Set problem:
From the listing below, pull out the lines that hold "What".

Extracted records:
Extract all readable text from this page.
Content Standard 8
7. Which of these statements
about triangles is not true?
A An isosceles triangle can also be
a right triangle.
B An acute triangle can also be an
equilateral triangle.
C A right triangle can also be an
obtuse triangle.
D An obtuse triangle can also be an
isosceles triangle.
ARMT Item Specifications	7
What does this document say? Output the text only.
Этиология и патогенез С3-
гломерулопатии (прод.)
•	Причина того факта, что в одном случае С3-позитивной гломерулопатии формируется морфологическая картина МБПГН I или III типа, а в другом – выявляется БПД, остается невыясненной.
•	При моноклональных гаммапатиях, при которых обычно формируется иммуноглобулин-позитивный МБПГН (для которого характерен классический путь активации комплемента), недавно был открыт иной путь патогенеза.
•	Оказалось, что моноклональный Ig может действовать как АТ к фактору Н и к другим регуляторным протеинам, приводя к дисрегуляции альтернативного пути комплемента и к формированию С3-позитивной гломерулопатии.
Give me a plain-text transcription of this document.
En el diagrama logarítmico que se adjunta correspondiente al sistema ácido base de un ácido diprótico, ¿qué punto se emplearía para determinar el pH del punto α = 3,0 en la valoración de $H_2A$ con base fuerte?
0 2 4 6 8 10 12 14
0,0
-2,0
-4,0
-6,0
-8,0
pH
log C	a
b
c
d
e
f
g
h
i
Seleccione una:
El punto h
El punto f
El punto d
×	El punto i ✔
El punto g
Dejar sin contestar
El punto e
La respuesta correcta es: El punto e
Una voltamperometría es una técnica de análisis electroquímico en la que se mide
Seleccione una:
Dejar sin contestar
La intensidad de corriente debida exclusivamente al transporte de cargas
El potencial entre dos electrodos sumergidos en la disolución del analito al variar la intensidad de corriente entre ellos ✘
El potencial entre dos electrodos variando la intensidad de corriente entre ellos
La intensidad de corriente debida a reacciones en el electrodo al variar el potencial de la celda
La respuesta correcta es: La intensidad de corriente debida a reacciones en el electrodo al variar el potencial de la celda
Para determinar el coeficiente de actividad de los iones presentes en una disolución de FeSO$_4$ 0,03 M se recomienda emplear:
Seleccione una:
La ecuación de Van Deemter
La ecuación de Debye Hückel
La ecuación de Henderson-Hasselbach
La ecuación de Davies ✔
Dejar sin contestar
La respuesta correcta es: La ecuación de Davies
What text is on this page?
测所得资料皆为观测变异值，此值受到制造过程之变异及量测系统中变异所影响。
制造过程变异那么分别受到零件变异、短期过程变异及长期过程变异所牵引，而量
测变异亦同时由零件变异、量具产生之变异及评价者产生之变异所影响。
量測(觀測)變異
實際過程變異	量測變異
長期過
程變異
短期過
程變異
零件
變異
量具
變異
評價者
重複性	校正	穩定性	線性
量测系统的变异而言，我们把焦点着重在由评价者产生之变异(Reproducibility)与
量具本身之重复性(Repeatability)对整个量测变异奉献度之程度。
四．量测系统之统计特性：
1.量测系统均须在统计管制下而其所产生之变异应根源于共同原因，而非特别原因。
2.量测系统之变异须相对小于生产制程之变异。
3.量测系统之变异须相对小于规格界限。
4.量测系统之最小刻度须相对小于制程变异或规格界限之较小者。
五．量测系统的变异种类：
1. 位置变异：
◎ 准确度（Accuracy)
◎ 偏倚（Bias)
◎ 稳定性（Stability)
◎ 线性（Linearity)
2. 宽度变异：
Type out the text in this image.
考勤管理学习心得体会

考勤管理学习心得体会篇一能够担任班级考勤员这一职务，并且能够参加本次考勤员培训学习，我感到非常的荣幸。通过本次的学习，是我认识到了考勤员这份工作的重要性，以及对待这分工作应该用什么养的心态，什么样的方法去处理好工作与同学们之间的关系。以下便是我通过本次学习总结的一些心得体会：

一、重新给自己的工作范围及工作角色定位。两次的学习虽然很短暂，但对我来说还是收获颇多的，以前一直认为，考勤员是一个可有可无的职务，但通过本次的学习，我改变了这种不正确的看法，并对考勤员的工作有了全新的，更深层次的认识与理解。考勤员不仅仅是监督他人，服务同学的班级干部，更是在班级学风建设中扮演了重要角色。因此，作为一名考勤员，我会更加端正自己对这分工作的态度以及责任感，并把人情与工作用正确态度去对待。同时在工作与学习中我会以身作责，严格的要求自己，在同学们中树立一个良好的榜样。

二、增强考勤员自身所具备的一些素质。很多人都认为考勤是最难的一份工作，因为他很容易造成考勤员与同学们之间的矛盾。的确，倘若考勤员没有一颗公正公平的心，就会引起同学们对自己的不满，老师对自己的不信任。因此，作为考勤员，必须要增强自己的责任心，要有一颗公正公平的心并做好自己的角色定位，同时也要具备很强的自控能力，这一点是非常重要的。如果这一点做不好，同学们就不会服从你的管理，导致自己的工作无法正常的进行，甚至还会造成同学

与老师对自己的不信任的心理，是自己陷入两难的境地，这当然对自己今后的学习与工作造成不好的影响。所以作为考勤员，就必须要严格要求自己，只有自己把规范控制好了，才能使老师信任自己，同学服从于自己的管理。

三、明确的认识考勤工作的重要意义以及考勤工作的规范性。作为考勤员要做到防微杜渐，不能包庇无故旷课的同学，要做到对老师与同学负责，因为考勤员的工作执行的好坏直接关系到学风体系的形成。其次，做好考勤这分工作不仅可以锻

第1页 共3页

Complete output:
What does this document say? Output the text only.
What text is on this page?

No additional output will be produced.